■ Provided entries ■

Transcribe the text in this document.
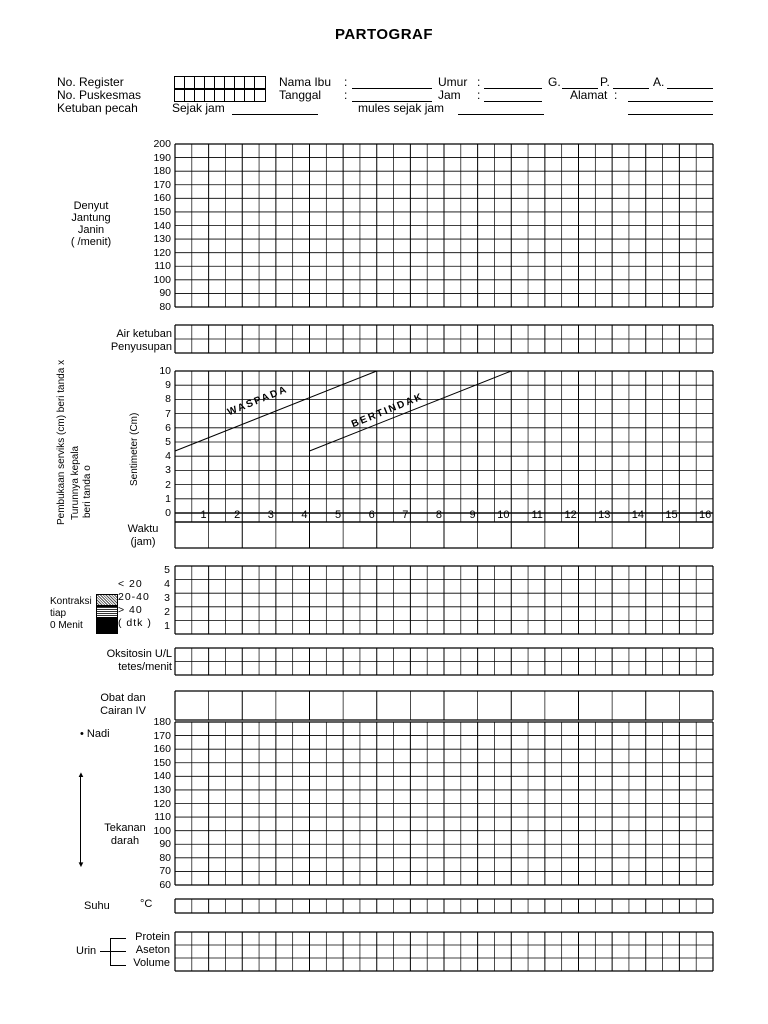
PARTOGRAF
No. Register
No. Puskesmas
Ketuban pecah	Sejak jam
Nama Ibu :
Tanggal :
mules sejak jam
Umur :
Jam :
G.	P.	A.
Alamat :
Denyut
Jantung
Janin
( /menit)
200
190
180
170
160
150
140
130
120
110
100
90
80
Air ketuban
Penyusupan
Pembukaan serviks (cm) beri tanda x Turunnya kepala beri tanda o
Sentimeter (Cm)
10
9
8
7
6
5
4
3
2
1
0
WASPADA	BERTINDAK
1	2	3	4	5	6	7	8	9 10 11 12 13 14 15 16
Waktu
(jam)
Kontraksi
tiap
0 Menit
< 20
20-40
> 40
( dtk )
5
4
3
2
1
Oksitosin U/L
tetes/menit
Obat dan
Cairan IV
• Nadi
▲
▼
Tekanan
darah
180
170
160
150
140
130
120
110
100
90
80
70
60
Suhu	°C
Urin
Protein
Aseton
Volume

■ Required action ■
Could you set down every record above exactly as written, leaving out the pictures?

■ Task result ■
Transcribe the text in this document.
PARTOGRAF
No. Register
No. Puskesmas
Ketuban pecah	Sejak jam
Nama Ibu :
Tanggal :
mules sejak jam
Umur :
Jam :
G.	P.	A.
Alamat :
Denyut
Jantung
Janin
( /menit)
200
190
180
170
160
150
140
130
120
110
100
90
80
Air ketuban
Penyusupan
Pembukaan serviks (cm) beri tanda x Turunnya kepala beri tanda o
Sentimeter (Cm)
10
9
8
7
6
5
4
3
2
1
0
WASPADA	BERTINDAK
1	2	3	4	5	6	7	8	9 10 11 12 13 14 15 16
Waktu
(jam)
Kontraksi
tiap
0 Menit
< 20
20-40
> 40
( dtk )
5
4
3
2
1
Oksitosin U/L
tetes/menit
Obat dan
Cairan IV
• Nadi
▲
▼
Tekanan
darah
180
170
160
150
140
130
120
110
100
90
80
70
60
Suhu	°C
Urin
Protein
Aseton
Volume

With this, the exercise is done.